■ Given problem
Locate the string "name" in the records below. Copy every line where it occurs.

■ Information shown
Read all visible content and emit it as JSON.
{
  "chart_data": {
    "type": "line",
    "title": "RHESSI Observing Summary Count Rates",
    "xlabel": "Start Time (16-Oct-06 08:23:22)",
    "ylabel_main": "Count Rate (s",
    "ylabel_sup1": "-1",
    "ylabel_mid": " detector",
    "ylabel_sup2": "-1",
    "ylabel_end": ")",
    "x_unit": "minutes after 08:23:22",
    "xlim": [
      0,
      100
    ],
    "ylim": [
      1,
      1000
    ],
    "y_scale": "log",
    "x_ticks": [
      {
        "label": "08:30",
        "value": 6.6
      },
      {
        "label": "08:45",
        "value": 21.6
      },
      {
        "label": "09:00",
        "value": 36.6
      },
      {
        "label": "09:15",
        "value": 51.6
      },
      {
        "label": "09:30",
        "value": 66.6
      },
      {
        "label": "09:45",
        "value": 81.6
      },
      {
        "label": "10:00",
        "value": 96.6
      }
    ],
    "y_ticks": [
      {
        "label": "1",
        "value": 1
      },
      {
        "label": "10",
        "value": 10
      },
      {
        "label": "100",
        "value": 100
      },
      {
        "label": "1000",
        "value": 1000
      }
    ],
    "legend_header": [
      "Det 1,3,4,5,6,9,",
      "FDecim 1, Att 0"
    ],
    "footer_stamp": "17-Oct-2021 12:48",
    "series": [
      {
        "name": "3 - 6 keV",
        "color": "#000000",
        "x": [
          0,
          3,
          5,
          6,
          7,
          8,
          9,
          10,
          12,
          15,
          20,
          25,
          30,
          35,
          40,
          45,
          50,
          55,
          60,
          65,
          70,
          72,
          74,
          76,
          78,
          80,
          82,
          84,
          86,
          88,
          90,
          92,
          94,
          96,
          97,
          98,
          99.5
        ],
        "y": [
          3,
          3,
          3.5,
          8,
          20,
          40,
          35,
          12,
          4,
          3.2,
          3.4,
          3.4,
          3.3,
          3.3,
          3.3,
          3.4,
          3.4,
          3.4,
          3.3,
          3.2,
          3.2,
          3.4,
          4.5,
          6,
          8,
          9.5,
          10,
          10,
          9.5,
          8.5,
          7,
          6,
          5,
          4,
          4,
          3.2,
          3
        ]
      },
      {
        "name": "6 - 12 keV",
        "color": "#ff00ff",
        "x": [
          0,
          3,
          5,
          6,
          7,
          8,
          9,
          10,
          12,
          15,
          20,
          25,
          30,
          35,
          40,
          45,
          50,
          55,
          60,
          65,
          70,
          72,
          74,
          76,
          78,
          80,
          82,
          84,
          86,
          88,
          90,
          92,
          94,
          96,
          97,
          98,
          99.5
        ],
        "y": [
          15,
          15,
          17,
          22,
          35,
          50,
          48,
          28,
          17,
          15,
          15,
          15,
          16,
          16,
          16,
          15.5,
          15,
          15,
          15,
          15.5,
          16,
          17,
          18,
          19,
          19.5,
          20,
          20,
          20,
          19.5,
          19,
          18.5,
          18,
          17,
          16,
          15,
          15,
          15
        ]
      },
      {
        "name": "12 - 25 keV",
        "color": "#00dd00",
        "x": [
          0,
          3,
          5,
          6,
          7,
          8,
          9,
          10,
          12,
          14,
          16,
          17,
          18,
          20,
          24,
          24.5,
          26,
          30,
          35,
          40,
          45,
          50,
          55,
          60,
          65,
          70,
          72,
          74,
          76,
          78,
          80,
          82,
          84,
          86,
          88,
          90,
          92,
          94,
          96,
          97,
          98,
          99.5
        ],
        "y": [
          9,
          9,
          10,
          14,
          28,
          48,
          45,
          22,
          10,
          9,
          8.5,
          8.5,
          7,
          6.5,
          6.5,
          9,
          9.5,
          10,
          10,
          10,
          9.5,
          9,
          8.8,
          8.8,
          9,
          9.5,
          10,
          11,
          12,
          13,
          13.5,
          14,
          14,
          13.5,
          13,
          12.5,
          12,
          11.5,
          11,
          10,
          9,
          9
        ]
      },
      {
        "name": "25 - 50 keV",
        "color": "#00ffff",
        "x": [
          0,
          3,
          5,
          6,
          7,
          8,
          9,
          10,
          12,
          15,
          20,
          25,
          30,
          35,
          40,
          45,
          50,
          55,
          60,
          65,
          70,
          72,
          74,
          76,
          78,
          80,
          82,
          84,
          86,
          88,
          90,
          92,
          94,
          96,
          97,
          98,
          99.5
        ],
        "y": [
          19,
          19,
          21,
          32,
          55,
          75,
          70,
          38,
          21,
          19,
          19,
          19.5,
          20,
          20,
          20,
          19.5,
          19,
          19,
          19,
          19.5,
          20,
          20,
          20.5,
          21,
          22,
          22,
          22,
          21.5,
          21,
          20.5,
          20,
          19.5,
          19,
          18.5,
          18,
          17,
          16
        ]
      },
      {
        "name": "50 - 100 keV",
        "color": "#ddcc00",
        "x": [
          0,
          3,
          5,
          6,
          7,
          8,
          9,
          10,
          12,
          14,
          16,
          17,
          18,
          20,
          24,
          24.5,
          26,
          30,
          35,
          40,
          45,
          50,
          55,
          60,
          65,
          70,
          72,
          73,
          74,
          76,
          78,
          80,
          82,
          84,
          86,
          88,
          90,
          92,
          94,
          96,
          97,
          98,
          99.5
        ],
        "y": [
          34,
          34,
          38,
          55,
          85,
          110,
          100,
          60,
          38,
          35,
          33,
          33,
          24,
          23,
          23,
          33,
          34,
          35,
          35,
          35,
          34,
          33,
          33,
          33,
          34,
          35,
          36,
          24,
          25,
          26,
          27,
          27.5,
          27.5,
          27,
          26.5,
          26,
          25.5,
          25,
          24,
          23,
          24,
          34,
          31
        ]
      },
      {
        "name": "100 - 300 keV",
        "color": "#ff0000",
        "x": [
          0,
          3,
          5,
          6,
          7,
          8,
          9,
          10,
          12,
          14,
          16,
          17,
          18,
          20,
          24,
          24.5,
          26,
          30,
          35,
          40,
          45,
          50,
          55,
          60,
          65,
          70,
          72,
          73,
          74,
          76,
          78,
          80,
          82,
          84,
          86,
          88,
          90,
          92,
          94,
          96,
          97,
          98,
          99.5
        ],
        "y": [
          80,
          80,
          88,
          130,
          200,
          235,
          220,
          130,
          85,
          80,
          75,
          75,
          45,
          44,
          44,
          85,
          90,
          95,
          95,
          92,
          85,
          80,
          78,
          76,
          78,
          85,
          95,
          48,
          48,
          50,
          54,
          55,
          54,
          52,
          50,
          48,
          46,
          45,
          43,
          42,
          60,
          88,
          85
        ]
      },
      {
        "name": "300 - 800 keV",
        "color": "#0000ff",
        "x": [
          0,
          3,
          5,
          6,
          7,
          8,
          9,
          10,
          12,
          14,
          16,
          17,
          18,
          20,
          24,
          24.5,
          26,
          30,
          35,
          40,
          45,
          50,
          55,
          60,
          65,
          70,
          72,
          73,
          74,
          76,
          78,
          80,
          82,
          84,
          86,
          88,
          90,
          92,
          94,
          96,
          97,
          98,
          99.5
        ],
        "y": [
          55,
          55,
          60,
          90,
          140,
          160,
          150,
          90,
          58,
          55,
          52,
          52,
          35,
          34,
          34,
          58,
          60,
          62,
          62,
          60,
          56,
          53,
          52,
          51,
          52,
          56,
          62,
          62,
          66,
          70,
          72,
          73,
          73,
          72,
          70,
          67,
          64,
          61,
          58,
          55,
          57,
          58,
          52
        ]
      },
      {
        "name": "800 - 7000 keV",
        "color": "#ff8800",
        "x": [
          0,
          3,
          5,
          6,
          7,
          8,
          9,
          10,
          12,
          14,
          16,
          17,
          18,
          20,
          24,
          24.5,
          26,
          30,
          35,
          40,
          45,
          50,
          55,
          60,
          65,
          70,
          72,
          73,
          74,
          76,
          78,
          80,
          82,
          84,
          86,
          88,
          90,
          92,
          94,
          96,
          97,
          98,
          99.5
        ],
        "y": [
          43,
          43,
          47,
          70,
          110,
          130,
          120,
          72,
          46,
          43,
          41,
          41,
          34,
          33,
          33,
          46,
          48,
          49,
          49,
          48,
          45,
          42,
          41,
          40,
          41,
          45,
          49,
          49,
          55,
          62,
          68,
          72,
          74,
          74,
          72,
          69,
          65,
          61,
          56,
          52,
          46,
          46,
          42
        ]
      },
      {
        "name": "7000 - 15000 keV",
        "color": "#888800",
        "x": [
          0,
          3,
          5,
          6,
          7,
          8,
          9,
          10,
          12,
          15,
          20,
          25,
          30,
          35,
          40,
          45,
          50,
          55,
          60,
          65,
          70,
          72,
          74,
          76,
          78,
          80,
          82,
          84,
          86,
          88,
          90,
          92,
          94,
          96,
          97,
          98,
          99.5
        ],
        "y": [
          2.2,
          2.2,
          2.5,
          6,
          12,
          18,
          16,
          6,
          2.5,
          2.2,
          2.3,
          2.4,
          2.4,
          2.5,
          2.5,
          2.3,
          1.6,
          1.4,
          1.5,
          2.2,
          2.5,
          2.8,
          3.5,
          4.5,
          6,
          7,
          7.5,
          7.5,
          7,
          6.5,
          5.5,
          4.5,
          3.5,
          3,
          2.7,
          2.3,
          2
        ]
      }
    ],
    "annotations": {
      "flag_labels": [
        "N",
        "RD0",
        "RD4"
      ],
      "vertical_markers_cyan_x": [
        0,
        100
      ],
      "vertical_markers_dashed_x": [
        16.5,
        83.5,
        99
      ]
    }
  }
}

■ Full answer
        "name": "3 - 6 keV",
        "name": "6 - 12 keV",
        "name": "12 - 25 keV",
        "name": "25 - 50 keV",
        "name": "50 - 100 keV",
        "name": "100 - 300 keV",
        "name": "300 - 800 keV",
        "name": "800 - 7000 keV",
        "name": "7000 - 15000 keV",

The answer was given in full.